#### TEXTO DE ESTUDIO:
Pocos meses después de haberle puesto nombre a lo que pasaba -y de ver cómo había cambiado el ánimo de Luan desde que lo trataban en masculino-, hubo en casa una suerte de ritual.
“Vacié el placard y saqué toda su ropa anterior. Fue mi ritual de despedida, me despedí del Lu anterior, fue la única vez que me permití llorar”, cuenta Natalia. “Yo siempre me consideré una mujer fuerte y esto me empoderó más. Cuando tu hijo está en una situación más vulnerable que el resto te transformás en un lobo feroz: tus miedos están, pero están en segundo plano”.
“¿Yo?” -sonríe Fernando con calidez-. Yo lloré muchas veces”.
Era un incordio ir a una guardia pediátrica y tener que explicar (pedir, por ejemplo, que no lo llamaran en femenino) y presenciar el desconcierto de recepcionistas, médicas, médicos. Ese incordio, sumado a que ya nadie creía que era “cosa de chicos”, que “se va a arrepentir” los empujó a hacer el trámite de rectificación.
La partida de nacimiento corregida llegó cuando Luan tenía 4 años y medio. “Fue un día de celebración, fuimos a festejar a un pelotero. Lo acompañó la familia, los compañeros del jardín”, cuentan.
“La familia” no eximió a los mayores con la excusa de “no entienden, son de otra generación” o “lo que pasa es que son muy creyentes”. No: su abuelo paterno entendió lo que pudo, pero acompañó: “¿Luan? Listo, Luan entonces”, dijo.
“Es que la dignidad de un hijo es el límite de todo”, señala Natalia. “Yo no puedo permitir que porque seas mayor o muy creyente nombres a mi hijo de otra forma, porque si a mí me decís ‘hola Roberto’ me voy a sentir mal. Luan no tiene por qué tolerar esas faltas de respeto, entonces nos acompaña quien nos quiere acompañar, quien ha tenido que quedar en el camino, quedó”.
Desafíos
Si bien en el jardín no sabían casi nada acerca de las infancias trans, fueron permeables a la información que Natalia les iba pasando. Luan entró a salita de 3 diciendo que era un varón y, de alguna manera, transicionaron con él, porque dejaron de separar a los chicos en filas de nenes y de nenas y convirtieron los baños en unisex.
El tema de la diversidad corporal sigue siendo un desafío, porque en las escuelas se sigue enseñando cómo es “el cuerpo del varón” y “el cuerpo de la nena”. Los cuerpos trans -niños con vulva, como él-, no existen.
“Nosotros ahora trabajamos mucho en casa para que él se sienta orgulloso de su cuerpo y de quién es, pero ese miedo está”, retoma el papá. “Hace poco fuimos a ver la escuela donde el año que viene va a empezar primer grado y yo me metí en el baño a ver si había puertas”, explica. Claro, un varón trans no hace pis parado en un mingitorio.
“Lu al principio nos preguntaba si en algún momento le iba a aparecer (un pene)”, cuenta su mamá. “Yo siempre le dije ‘mirá, tu cuerpo es así, siempre hay cosas de nuestro cuerpo que quizás no nos gustan, pero las queremos igual. A mí no me gustan mis pies, pero yo los quiero igual porque con mis pies corro, bailo, salto y juego’”.

#### TAREA A:
Según el texto, ¿qué llevó a los padres a hacer el trámite de rectificación? Responde en una a tres oraciones.
#### TAREA B:
Reproduce textualmente el fragmento del texto comprendido entre "El tema de la" y "en un mingitorio.", ambos incluidos.
Los ítems no guardan ninguna relación con el texto.

#### DATOS DE ENTRADA:

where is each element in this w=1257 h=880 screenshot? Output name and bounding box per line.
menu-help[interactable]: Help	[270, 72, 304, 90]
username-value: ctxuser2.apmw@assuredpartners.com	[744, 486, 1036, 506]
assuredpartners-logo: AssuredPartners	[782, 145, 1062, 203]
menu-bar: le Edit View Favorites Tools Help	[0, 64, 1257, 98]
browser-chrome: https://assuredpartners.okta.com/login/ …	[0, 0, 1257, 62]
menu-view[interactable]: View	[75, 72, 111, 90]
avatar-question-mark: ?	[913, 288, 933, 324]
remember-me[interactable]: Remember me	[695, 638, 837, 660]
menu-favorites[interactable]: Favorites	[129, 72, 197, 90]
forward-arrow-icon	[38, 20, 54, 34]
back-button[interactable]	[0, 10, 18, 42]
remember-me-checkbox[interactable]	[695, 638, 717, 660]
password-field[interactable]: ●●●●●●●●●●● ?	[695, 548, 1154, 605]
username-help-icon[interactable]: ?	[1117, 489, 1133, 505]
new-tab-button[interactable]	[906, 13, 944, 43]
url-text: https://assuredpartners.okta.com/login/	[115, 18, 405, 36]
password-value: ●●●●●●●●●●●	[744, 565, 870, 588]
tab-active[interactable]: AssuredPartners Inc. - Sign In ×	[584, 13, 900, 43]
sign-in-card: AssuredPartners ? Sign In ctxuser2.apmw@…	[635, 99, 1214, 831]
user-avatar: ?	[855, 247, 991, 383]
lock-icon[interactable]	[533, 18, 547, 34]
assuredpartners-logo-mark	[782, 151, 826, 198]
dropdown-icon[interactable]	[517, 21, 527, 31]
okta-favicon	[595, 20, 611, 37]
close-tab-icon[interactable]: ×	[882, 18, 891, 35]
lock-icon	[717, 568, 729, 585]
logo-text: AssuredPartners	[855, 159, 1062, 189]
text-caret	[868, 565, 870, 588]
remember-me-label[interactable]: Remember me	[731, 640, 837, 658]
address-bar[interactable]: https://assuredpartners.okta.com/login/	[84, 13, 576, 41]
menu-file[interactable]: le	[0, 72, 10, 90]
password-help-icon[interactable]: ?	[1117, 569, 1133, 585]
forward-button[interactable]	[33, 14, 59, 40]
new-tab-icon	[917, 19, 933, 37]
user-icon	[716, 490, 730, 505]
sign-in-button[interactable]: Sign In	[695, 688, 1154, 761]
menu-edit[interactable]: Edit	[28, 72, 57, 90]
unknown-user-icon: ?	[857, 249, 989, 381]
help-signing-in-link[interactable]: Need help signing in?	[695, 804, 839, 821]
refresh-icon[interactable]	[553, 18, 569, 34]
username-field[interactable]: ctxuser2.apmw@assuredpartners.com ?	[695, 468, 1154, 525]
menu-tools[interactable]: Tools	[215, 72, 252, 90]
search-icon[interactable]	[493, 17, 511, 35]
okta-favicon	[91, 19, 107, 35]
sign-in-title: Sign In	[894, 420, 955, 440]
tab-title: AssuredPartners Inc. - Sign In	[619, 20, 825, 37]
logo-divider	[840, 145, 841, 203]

#### SOLUCIÓN A:
Los llevó el incordio de ir a una guardia pediátrica y tener que explicar, por ejemplo, que no llamaran a Luan en femenino, además de presenciar el desconcierto de recepcionistas, médicas y médicos. A eso se sumó que ya nadie creía que fuera "cosa de chicos" ni que se fuera a arrepentir.

#### SOLUCIÓN B:
El tema de la diversidad corporal sigue siendo un desafío, porque en las escuelas se sigue enseñando cómo es “el cuerpo del varón” y “el cuerpo de la nena”. Los cuerpos trans -niños con vulva, como él-, no existen.
“Nosotros ahora trabajamos mucho en casa para que él se sienta orgulloso de su cuerpo y de quién es, pero ese miedo está”, retoma el papá. “Hace poco fuimos a ver la escuela donde el año que viene va a empezar primer grado y yo me metí en el baño a ver si había puertas”, explica. Claro, un varón trans no hace pis parado en un mingitorio.